> [EXERCISE OBJECTIVE]
A single number is the answer here: how many lines of the entries contain "center"?

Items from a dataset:

________________

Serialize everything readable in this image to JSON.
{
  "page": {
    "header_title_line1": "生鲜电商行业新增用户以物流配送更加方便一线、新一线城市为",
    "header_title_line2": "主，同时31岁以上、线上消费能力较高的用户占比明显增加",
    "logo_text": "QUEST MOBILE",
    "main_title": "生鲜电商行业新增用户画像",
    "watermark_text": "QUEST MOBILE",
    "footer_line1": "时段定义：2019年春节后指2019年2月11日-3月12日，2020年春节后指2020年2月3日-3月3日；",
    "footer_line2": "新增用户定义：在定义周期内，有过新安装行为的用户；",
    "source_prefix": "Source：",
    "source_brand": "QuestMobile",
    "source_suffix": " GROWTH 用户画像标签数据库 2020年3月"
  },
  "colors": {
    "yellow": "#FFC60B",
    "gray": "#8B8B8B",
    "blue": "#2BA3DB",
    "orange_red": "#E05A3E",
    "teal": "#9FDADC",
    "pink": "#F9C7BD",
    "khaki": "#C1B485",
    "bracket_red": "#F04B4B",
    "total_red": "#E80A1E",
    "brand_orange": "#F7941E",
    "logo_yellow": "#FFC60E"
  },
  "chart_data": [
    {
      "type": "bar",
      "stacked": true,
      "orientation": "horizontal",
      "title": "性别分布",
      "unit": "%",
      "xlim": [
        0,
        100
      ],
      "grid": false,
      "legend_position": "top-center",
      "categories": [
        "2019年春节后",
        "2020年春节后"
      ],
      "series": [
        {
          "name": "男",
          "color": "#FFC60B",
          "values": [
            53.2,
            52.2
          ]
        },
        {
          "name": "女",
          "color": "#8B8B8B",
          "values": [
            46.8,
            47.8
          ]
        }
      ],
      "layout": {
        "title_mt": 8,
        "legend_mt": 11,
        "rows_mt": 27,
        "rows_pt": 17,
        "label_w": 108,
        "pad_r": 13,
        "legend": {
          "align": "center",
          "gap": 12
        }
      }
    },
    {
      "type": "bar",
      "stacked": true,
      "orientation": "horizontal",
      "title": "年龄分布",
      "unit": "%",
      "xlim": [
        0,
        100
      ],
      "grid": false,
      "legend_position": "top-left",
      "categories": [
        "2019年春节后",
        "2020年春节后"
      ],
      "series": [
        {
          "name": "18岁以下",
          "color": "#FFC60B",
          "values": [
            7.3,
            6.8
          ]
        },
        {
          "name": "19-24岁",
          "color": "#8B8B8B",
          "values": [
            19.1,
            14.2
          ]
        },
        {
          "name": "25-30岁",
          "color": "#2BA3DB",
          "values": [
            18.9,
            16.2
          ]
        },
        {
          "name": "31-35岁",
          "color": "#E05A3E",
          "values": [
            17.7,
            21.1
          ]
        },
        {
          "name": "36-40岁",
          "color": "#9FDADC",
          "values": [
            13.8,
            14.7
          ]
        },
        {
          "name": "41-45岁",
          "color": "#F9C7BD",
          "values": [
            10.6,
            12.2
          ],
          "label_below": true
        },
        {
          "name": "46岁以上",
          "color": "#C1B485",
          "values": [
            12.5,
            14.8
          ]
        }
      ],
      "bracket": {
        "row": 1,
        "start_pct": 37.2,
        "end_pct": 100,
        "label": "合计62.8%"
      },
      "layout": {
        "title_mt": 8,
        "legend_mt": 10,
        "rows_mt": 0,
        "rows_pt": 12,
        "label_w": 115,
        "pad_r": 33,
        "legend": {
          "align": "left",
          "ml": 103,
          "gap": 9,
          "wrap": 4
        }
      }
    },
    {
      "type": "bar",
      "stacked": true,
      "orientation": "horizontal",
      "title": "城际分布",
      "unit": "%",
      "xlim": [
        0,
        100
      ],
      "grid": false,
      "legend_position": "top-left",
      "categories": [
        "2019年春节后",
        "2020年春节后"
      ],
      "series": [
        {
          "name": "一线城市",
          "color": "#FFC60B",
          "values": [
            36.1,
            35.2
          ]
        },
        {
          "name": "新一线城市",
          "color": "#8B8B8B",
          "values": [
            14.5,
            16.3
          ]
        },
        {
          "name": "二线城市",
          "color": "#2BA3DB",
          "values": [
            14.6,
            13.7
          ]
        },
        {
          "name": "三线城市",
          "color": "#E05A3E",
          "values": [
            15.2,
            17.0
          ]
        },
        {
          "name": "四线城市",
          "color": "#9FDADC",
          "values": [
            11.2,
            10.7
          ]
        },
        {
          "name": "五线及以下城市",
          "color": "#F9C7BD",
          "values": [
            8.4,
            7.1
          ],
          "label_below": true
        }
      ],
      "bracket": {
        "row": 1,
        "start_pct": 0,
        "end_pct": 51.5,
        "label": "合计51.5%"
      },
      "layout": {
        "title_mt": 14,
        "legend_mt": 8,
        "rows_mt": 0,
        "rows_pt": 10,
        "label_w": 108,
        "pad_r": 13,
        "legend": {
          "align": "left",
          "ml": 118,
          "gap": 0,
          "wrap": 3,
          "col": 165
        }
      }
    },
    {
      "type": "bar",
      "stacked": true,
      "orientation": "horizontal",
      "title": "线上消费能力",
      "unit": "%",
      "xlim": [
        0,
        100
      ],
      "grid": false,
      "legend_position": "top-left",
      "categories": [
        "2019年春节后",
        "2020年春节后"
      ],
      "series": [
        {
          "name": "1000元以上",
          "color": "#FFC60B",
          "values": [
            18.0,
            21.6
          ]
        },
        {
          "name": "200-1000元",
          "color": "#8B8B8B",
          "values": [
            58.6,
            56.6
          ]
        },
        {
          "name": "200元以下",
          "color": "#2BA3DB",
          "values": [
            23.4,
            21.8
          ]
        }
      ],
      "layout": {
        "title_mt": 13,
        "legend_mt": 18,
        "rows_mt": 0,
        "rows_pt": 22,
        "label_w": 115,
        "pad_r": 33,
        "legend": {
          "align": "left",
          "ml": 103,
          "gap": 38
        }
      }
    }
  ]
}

________________

> [RESULT]
2